>> Begin

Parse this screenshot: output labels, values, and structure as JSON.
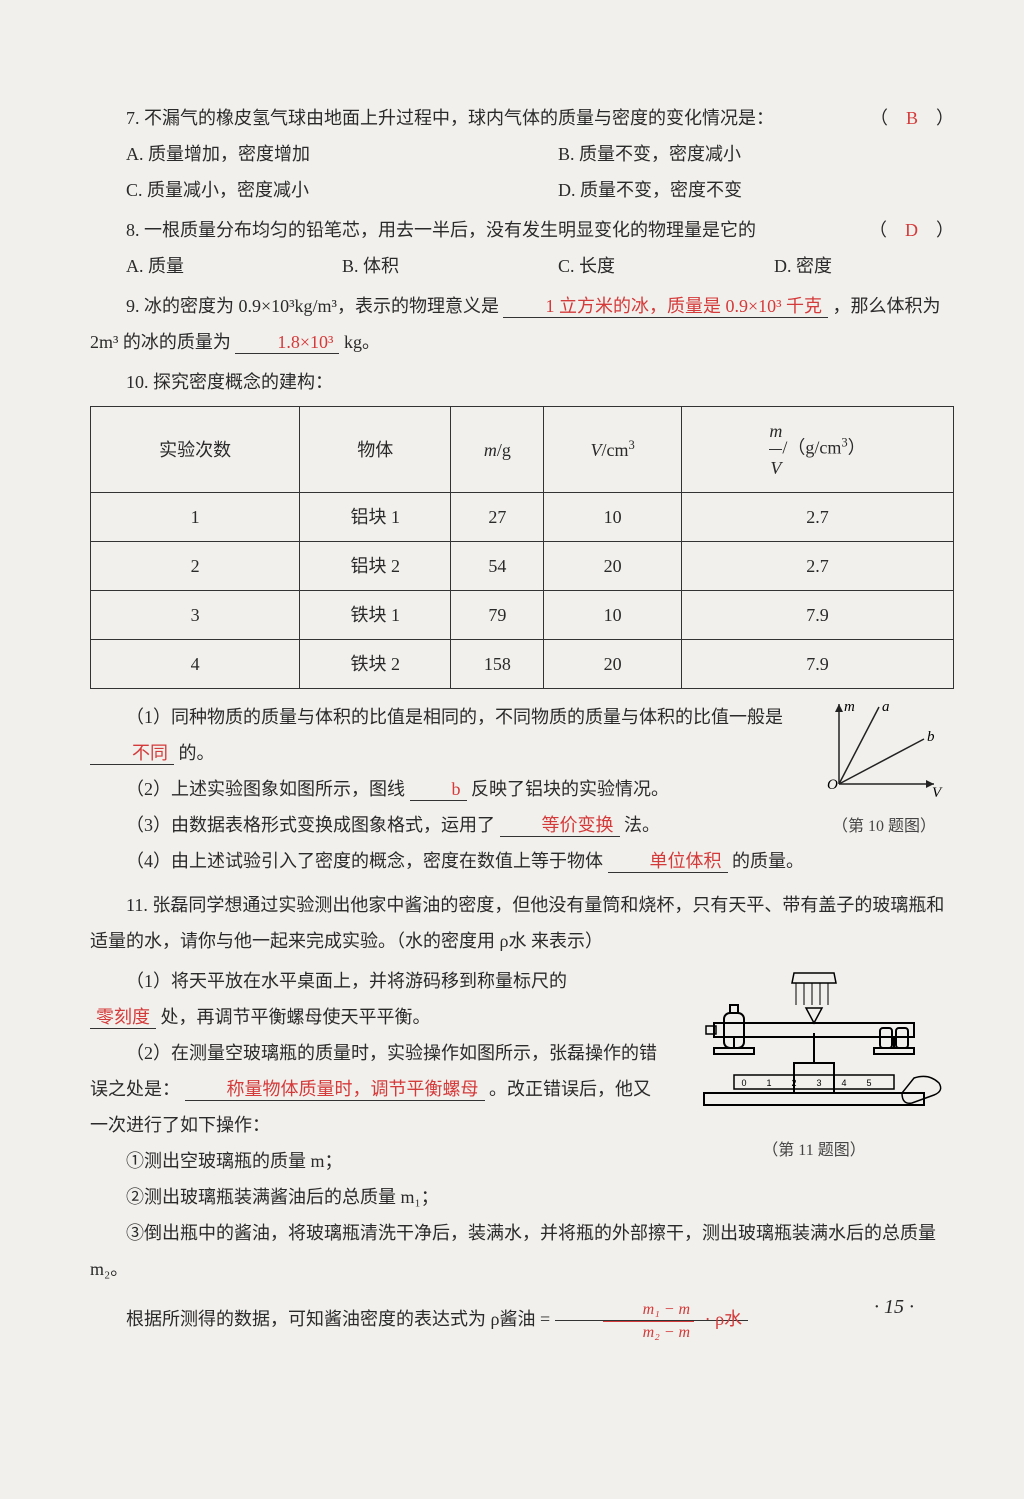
{
  "page": {
    "number": "· 15 ·",
    "background_color": "#f2f0ec",
    "text_color": "#2a2a2a",
    "answer_color": "#d43a3a",
    "font_size_pt": 14
  },
  "q7": {
    "stem": "7. 不漏气的橡皮氢气球由地面上升过程中，球内气体的质量与密度的变化情况是：",
    "optA": "A. 质量增加，密度增加",
    "optB": "B. 质量不变，密度减小",
    "optC": "C. 质量减小，密度减小",
    "optD": "D. 质量不变，密度不变",
    "answer": "B"
  },
  "q8": {
    "stem": "8. 一根质量分布均匀的铅笔芯，用去一半后，没有发生明显变化的物理量是它的",
    "optA": "A. 质量",
    "optB": "B. 体积",
    "optC": "C. 长度",
    "optD": "D. 密度",
    "answer": "D"
  },
  "q9": {
    "prefix": "9. 冰的密度为 0.9×10³kg/m³，表示的物理意义是",
    "blank1": "1 立方米的冰，质量是 0.9×10³ 千克",
    "mid": "，那么体积为 2m³ 的冰的质量为",
    "blank2": "1.8×10³",
    "suffix": " kg。"
  },
  "q10": {
    "title": "10. 探究密度概念的建构：",
    "table": {
      "headers": [
        "实验次数",
        "物体",
        "m/g",
        "V/cm³",
        "m/V /（g/cm³）"
      ],
      "rows": [
        [
          "1",
          "铝块 1",
          "27",
          "10",
          "2.7"
        ],
        [
          "2",
          "铝块 2",
          "54",
          "20",
          "2.7"
        ],
        [
          "3",
          "铁块 1",
          "79",
          "10",
          "7.9"
        ],
        [
          "4",
          "铁块 2",
          "158",
          "20",
          "7.9"
        ]
      ],
      "border_color": "#333333",
      "col_widths_pct": [
        16,
        22,
        20,
        20,
        22
      ]
    },
    "p1_a": "（1）同种物质的质量与体积的比值是相同的，不同物质的质量与体积的比值一般是",
    "p1_blank": "不同",
    "p1_b": "的。",
    "p2_a": "（2）上述实验图象如图所示，图线",
    "p2_blank": "b",
    "p2_b": "反映了铝块的实验情况。",
    "p3_a": "（3）由数据表格形式变换成图象格式，运用了",
    "p3_blank": "等价变换",
    "p3_b": "法。",
    "p4_a": "（4）由上述试验引入了密度的概念，密度在数值上等于物体",
    "p4_blank": "单位体积",
    "p4_b": "的质量。",
    "graph": {
      "axis_x_label": "V",
      "axis_y_label": "m",
      "origin_label": "O",
      "line_a_label": "a",
      "line_b_label": "b",
      "caption": "（第 10 题图）",
      "axis_color": "#222222",
      "line_color": "#222222"
    }
  },
  "q11": {
    "intro": "11. 张磊同学想通过实验测出他家中酱油的密度，但他没有量筒和烧杯，只有天平、带有盖子的玻璃瓶和适量的水，请你与他一起来完成实验。（水的密度用 ρ水 来表示）",
    "p1_a": "（1）将天平放在水平桌面上，并将游码移到称量标尺的",
    "p1_blank": "零刻度",
    "p1_b": "处，再调节平衡螺母使天平平衡。",
    "p2_a": "（2）在测量空玻璃瓶的质量时，实验操作如图所示，张磊操作的错误之处是：",
    "p2_blank": "称量物体质量时，调节平衡螺母",
    "p2_b": "。改正错误后，他又一次进行了如下操作：",
    "step1": "①测出空玻璃瓶的质量 m；",
    "step2": "②测出玻璃瓶装满酱油后的总质量 m₁；",
    "step3": "③倒出瓶中的酱油，将玻璃瓶清洗干净后，装满水，并将瓶的外部擦干，测出玻璃瓶装满水后的总质量 m₂。",
    "result_a": "根据所测得的数据，可知酱油密度的表达式为 ρ酱油 =",
    "formula_top": "m₁ − m",
    "formula_bot": "m₂ − m",
    "formula_tail": "· ρ水",
    "caption": "（第 11 题图）"
  }
}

>> End

- _What needs to be done_:
Reproduce all of the material above word for word. Omit the pictures.

- _Task answer_:
Parse this screenshot: output labels, values, and structure as JSON.
{
  "page": {
    "number": "· 15 ·",
    "background_color": "#f2f0ec",
    "text_color": "#2a2a2a",
    "answer_color": "#d43a3a",
    "font_size_pt": 14
  },
  "q7": {
    "stem": "7. 不漏气的橡皮氢气球由地面上升过程中，球内气体的质量与密度的变化情况是：",
    "optA": "A. 质量增加，密度增加",
    "optB": "B. 质量不变，密度减小",
    "optC": "C. 质量减小，密度减小",
    "optD": "D. 质量不变，密度不变",
    "answer": "B"
  },
  "q8": {
    "stem": "8. 一根质量分布均匀的铅笔芯，用去一半后，没有发生明显变化的物理量是它的",
    "optA": "A. 质量",
    "optB": "B. 体积",
    "optC": "C. 长度",
    "optD": "D. 密度",
    "answer": "D"
  },
  "q9": {
    "prefix": "9. 冰的密度为 0.9×10³kg/m³，表示的物理意义是",
    "blank1": "1 立方米的冰，质量是 0.9×10³ 千克",
    "mid": "，那么体积为 2m³ 的冰的质量为",
    "blank2": "1.8×10³",
    "suffix": " kg。"
  },
  "q10": {
    "title": "10. 探究密度概念的建构：",
    "table": {
      "headers": [
        "实验次数",
        "物体",
        "m/g",
        "V/cm³",
        "m/V /（g/cm³）"
      ],
      "rows": [
        [
          "1",
          "铝块 1",
          "27",
          "10",
          "2.7"
        ],
        [
          "2",
          "铝块 2",
          "54",
          "20",
          "2.7"
        ],
        [
          "3",
          "铁块 1",
          "79",
          "10",
          "7.9"
        ],
        [
          "4",
          "铁块 2",
          "158",
          "20",
          "7.9"
        ]
      ],
      "border_color": "#333333",
      "col_widths_pct": [
        16,
        22,
        20,
        20,
        22
      ]
    },
    "p1_a": "（1）同种物质的质量与体积的比值是相同的，不同物质的质量与体积的比值一般是",
    "p1_blank": "不同",
    "p1_b": "的。",
    "p2_a": "（2）上述实验图象如图所示，图线",
    "p2_blank": "b",
    "p2_b": "反映了铝块的实验情况。",
    "p3_a": "（3）由数据表格形式变换成图象格式，运用了",
    "p3_blank": "等价变换",
    "p3_b": "法。",
    "p4_a": "（4）由上述试验引入了密度的概念，密度在数值上等于物体",
    "p4_blank": "单位体积",
    "p4_b": "的质量。",
    "graph": {
      "axis_x_label": "V",
      "axis_y_label": "m",
      "origin_label": "O",
      "line_a_label": "a",
      "line_b_label": "b",
      "caption": "（第 10 题图）",
      "axis_color": "#222222",
      "line_color": "#222222"
    }
  },
  "q11": {
    "intro": "11. 张磊同学想通过实验测出他家中酱油的密度，但他没有量筒和烧杯，只有天平、带有盖子的玻璃瓶和适量的水，请你与他一起来完成实验。（水的密度用 ρ水 来表示）",
    "p1_a": "（1）将天平放在水平桌面上，并将游码移到称量标尺的",
    "p1_blank": "零刻度",
    "p1_b": "处，再调节平衡螺母使天平平衡。",
    "p2_a": "（2）在测量空玻璃瓶的质量时，实验操作如图所示，张磊操作的错误之处是：",
    "p2_blank": "称量物体质量时，调节平衡螺母",
    "p2_b": "。改正错误后，他又一次进行了如下操作：",
    "step1": "①测出空玻璃瓶的质量 m；",
    "step2": "②测出玻璃瓶装满酱油后的总质量 m₁；",
    "step3": "③倒出瓶中的酱油，将玻璃瓶清洗干净后，装满水，并将瓶的外部擦干，测出玻璃瓶装满水后的总质量 m₂。",
    "result_a": "根据所测得的数据，可知酱油密度的表达式为 ρ酱油 =",
    "formula_top": "m₁ − m",
    "formula_bot": "m₂ − m",
    "formula_tail": "· ρ水",
    "caption": "（第 11 题图）"
  }
}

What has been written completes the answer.